**WORK TO DO**.
The listing below is to be output in its exact form.

Stored entries
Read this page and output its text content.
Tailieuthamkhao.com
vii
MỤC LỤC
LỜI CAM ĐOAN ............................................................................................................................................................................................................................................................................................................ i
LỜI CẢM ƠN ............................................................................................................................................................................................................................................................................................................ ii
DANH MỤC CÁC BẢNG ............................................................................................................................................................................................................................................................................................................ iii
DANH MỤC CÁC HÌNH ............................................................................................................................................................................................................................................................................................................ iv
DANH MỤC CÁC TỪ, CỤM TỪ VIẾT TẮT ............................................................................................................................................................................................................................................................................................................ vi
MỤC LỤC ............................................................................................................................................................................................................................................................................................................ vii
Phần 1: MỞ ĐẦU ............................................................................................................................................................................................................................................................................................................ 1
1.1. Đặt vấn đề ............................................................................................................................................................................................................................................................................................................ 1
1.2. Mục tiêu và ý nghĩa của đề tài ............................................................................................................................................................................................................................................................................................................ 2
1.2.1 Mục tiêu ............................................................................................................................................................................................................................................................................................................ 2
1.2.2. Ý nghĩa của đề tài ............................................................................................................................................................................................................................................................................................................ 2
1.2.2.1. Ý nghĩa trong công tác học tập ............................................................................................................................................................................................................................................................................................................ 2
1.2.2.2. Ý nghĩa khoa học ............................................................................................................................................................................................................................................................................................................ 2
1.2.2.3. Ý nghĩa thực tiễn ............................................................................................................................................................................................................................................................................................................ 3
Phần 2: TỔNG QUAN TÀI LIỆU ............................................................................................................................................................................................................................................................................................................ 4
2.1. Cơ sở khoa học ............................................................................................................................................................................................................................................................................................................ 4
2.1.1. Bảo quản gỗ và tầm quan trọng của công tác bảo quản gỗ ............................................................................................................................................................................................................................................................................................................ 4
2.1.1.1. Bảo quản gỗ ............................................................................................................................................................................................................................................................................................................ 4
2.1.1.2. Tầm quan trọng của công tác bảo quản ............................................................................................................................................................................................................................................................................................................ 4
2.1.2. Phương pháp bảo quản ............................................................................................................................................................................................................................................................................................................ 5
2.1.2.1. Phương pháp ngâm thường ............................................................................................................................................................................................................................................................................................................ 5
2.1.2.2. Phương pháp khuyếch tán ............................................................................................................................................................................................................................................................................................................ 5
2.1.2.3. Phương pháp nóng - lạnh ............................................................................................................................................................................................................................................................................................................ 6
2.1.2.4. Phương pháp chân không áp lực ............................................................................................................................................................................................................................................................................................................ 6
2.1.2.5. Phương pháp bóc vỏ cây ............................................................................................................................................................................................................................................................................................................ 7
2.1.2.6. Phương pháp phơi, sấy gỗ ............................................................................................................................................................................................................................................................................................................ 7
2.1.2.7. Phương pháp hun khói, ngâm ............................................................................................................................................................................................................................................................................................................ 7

**RESPONSE BELOW**.
Read this page and output its text content.
Tailieuthamkhao.com
vii
MỤC LỤC
LỜI CAM ĐOAN ............................................................................................................................................................................................................................................................................................................ i
LỜI CẢM ƠN ............................................................................................................................................................................................................................................................................................................ ii
DANH MỤC CÁC BẢNG ............................................................................................................................................................................................................................................................................................................ iii
DANH MỤC CÁC HÌNH ............................................................................................................................................................................................................................................................................................................ iv
DANH MỤC CÁC TỪ, CỤM TỪ VIẾT TẮT ............................................................................................................................................................................................................................................................................................................ vi
MỤC LỤC ............................................................................................................................................................................................................................................................................................................ vii
Phần 1: MỞ ĐẦU ............................................................................................................................................................................................................................................................................................................ 1
1.1. Đặt vấn đề ............................................................................................................................................................................................................................................................................................................ 1
1.2. Mục tiêu và ý nghĩa của đề tài ............................................................................................................................................................................................................................................................................................................ 2
1.2.1 Mục tiêu ............................................................................................................................................................................................................................................................................................................ 2
1.2.2. Ý nghĩa của đề tài ............................................................................................................................................................................................................................................................................................................ 2
1.2.2.1. Ý nghĩa trong công tác học tập ............................................................................................................................................................................................................................................................................................................ 2
1.2.2.2. Ý nghĩa khoa học ............................................................................................................................................................................................................................................................................................................ 2
1.2.2.3. Ý nghĩa thực tiễn ............................................................................................................................................................................................................................................................................................................ 3
Phần 2: TỔNG QUAN TÀI LIỆU ............................................................................................................................................................................................................................................................................................................ 4
2.1. Cơ sở khoa học ............................................................................................................................................................................................................................................................................................................ 4
2.1.1. Bảo quản gỗ và tầm quan trọng của công tác bảo quản gỗ ............................................................................................................................................................................................................................................................................................................ 4
2.1.1.1. Bảo quản gỗ ............................................................................................................................................................................................................................................................................................................ 4
2.1.1.2. Tầm quan trọng của công tác bảo quản ............................................................................................................................................................................................................................................................................................................ 4
2.1.2. Phương pháp bảo quản ............................................................................................................................................................................................................................................................................................................ 5
2.1.2.1. Phương pháp ngâm thường ............................................................................................................................................................................................................................................................................................................ 5
2.1.2.2. Phương pháp khuyếch tán ............................................................................................................................................................................................................................................................................................................ 5
2.1.2.3. Phương pháp nóng - lạnh ............................................................................................................................................................................................................................................................................................................ 6
2.1.2.4. Phương pháp chân không áp lực ............................................................................................................................................................................................................................................................................................................ 6
2.1.2.5. Phương pháp bóc vỏ cây ............................................................................................................................................................................................................................................................................................................ 7
2.1.2.6. Phương pháp phơi, sấy gỗ ............................................................................................................................................................................................................................................................................................................ 7
2.1.2.7. Phương pháp hun khói, ngâm ............................................................................................................................................................................................................................................................................................................ 7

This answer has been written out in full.